_EXERCISE INSTRUCTIONS_
Arrange the rows from the very first line through the line containing "summary card bbox=[20, 133, 620, 272]", that line included, as a JSON list of strings with one string per line and no blank lines.

>> Start INFORMATION PROVIDED

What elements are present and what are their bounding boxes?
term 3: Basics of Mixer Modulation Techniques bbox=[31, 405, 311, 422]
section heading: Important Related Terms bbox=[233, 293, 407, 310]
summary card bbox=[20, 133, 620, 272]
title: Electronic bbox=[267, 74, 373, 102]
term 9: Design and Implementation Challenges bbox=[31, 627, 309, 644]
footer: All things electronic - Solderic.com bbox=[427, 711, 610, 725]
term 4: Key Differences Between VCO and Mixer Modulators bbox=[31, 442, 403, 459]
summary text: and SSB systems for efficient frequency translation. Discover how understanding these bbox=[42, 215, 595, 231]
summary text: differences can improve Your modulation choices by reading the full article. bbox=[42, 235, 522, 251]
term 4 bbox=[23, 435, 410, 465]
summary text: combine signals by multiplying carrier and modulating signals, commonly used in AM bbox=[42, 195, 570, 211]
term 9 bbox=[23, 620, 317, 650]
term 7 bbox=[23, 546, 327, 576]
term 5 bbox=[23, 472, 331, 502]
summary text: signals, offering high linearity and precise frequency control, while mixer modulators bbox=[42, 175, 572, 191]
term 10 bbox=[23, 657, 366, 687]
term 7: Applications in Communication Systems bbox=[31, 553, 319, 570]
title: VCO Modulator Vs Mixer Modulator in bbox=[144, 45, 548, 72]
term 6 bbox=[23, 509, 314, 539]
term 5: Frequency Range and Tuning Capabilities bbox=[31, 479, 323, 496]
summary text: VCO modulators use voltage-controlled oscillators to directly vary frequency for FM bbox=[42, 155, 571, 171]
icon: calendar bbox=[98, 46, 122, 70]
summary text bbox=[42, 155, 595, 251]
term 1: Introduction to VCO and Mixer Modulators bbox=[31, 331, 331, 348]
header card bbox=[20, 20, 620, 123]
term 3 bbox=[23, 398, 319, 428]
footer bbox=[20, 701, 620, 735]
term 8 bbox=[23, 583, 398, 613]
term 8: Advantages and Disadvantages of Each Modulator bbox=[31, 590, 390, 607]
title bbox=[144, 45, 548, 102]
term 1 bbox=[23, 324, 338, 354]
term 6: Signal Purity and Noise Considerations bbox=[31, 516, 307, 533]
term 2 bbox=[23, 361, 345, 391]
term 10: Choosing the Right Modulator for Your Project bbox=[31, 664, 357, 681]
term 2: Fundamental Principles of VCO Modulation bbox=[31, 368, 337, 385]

>> End INFORMATION PROVIDED

_EXERCISE ANSWER_
[
  "What elements are present and what are their bounding boxes?",
  "term 3: Basics of Mixer Modulation Techniques bbox=[31, 405, 311, 422]",
  "section heading: Important Related Terms bbox=[233, 293, 407, 310]",
  "summary card bbox=[20, 133, 620, 272]"
]